_Görev Listesi_
1 – The Exorcist dizisini anlatan metne göre aşağıdaki soruları yanıtlayınız.
(a) Dizi hangi tarihte, hangi kanalda yayınlanmaya başladı?
(b) Angela, rahibin yardımını hangi düşünceyle istiyor?
(c) Geena Davis bu projeyi seçme nedenini nasıl açıklıyor?
2 – The Exorcist dizisini anlatan metinden "Korku/gerilim türündeki yapım, insanları" sözleriyle başlayıp "rahibin yardımını istiyor." sözleriyle biten bölümü hiç değiştirmeden yazınız.
─── Metin ───
William Blatty’nin 1971 tarihli romanından uyarlanan Oscar ödüllü kült korku filmi The Exorcist, sinema kalitesini aratmayacak televizyon uyarlamasıyla yeniden sevenleriyle buluştu. "Fantastic Four" ve "The Lazarus Effect" filmlerinin senaristi Jeremy Slater tarafından yaratılan dizi, 23 Eylül 2016'da Fox kanalında yayınlanmaya başladı.
Yapımcılığını Slater ile birlikte Rolin Jones, Rupert Wyatt, James Robinson, Barbara Wall ve David Robinson'ın üstlendiği The Exorcist'in oyuncu kadrosunda Oscarlı Geena Davis'le birlikte Alfonso Herrera, Ben Daniels, Hannah Kasulka, Brianne Howey, Kurt Egyiawan ve Alan Ruck gibi birbirinden ünlü isimler yer alıyor.
Korku/gerilim türündeki yapım, insanları esir alan şeytani ruhları ve bir rahibin bu ruhları insanların bedenlerinden ayırmak için yaptığı ayinleri konu ediniyor. Angela isimli bir kadın, kızının şeytan tarafından ele geçirildiğini ve evine kötü ruhların dadandığını düşünerek bu rahibin yardımını istiyor.
The Exorcist'in tanıtımı için gerçekleştirilen basın toplantısında, dizinin yaratıcısı Jeremy Slater ve başrol oyuncusu Geena Davis merak edilen sorulara yanıt verdi.
The Exorcist ekibi basın toplantısında soruları cevaplıyor
● Uzun zamandır güçlü kadın rolleri üstleniyorsunuz. Bu
proje önünüze geldiğinde okuduklarınızdan hoşlanmış olmalısınız. Projeyi nasıl
seçtiğinizden, neden önemli bulduğunuzdan bahseder misiniz?
Geena Davis: Kariyerimin başında harika
kadınlar oynama fırsatı buldum, haklısınız. Bu yüzden artık çok seçici
davranıyorum. Amerikan başkanını bile oynadıktan sonra ne yapacağınızı
sorguluyorsunuz elbette. Oynadığıma değdiğini hissedeceğim roller bekledim,
seçici davrandım. Bu rol hemen ilgimi çekti. Senaryoyu okurken o replikleri
kamera önünde söylemek istediğimi fark ettiğim için bu projeyi seçtim.
─── Satırlar ───
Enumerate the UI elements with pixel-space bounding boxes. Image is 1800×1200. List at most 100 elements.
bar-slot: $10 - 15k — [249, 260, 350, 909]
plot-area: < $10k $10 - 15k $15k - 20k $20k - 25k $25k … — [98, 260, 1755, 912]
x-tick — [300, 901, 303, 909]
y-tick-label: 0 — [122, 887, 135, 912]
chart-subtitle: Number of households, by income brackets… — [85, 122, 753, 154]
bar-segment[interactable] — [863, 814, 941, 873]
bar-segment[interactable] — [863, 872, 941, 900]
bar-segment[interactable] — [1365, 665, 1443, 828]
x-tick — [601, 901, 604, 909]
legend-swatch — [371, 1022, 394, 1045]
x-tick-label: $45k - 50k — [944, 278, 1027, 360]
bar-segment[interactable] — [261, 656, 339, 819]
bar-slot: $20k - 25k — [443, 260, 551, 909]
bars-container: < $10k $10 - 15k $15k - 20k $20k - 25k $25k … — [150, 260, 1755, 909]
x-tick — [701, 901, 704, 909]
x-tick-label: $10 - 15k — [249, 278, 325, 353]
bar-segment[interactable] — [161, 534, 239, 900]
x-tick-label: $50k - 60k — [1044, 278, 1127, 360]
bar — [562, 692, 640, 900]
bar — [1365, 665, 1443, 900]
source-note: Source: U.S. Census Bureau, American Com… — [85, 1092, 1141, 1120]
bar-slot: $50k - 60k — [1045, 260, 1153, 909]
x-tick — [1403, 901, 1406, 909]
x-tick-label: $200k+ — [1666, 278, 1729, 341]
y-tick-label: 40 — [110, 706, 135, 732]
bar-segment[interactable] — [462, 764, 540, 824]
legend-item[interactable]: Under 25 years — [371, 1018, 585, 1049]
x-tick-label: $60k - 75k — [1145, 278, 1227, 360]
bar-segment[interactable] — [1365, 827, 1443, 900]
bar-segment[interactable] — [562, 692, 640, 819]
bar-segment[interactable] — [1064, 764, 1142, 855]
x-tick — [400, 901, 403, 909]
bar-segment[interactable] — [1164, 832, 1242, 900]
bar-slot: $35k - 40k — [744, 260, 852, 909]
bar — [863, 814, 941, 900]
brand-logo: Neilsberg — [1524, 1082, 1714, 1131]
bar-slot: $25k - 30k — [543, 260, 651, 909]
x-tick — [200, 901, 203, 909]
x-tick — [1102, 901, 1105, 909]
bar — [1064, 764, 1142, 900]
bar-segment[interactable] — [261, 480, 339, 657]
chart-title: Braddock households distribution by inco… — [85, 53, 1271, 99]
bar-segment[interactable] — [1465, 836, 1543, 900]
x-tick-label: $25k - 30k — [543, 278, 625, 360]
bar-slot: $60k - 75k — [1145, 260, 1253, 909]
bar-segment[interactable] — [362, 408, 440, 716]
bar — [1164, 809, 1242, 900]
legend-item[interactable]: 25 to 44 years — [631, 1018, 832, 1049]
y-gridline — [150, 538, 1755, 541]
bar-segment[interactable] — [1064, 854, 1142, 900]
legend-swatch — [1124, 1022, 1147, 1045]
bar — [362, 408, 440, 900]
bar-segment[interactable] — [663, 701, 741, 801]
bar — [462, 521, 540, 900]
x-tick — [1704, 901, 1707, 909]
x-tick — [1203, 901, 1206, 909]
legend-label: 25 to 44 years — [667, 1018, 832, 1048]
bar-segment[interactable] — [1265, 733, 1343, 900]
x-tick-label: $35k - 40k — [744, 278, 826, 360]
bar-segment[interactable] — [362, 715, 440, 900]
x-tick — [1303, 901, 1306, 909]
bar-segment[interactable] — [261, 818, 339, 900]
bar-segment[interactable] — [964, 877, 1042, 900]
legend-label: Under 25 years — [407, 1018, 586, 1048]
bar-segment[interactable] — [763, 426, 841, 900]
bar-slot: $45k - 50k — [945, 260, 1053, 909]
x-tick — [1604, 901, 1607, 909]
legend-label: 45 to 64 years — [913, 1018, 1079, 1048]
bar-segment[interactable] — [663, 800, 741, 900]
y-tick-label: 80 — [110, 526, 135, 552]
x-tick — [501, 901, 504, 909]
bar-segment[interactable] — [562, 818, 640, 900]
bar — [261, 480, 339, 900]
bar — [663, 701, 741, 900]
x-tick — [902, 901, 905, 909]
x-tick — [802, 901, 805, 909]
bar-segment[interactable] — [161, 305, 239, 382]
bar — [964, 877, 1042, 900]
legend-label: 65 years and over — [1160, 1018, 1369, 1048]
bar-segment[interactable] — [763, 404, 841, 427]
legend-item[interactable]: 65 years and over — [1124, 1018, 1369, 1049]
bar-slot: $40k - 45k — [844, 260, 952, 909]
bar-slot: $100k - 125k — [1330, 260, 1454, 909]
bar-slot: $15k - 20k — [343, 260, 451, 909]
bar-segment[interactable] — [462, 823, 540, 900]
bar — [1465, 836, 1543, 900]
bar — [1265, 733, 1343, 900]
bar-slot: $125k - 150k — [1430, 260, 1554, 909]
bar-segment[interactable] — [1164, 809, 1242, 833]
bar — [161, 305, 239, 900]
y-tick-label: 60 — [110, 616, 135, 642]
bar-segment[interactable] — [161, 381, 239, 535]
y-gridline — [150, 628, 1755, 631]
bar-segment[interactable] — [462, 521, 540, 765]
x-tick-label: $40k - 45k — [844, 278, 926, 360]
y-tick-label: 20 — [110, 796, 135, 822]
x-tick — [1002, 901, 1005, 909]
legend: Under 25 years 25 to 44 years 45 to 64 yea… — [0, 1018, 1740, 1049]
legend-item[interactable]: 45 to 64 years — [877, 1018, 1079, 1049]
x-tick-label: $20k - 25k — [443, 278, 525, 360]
───
_Çözümler_
1 –
(a) 23 Eylül 2016'da, Fox kanalında.
(b) Kızının şeytan tarafından ele geçirildiğini ve evine kötü ruhların dadandığını düşünerek.
(c) Senaryoyu okurken o replikleri kamera önünde söylemek istediğini fark ettiği için.

2 –
Korku/gerilim türündeki yapım, insanları esir alan şeytani ruhları ve bir rahibin bu ruhları insanların bedenlerinden ayırmak için yaptığı ayinleri konu ediniyor. Angela isimli bir kadın, kızının şeytan tarafından ele geçirildiğini ve evine kötü ruhların dadandığını düşünerek bu rahibin yardımını istiyor.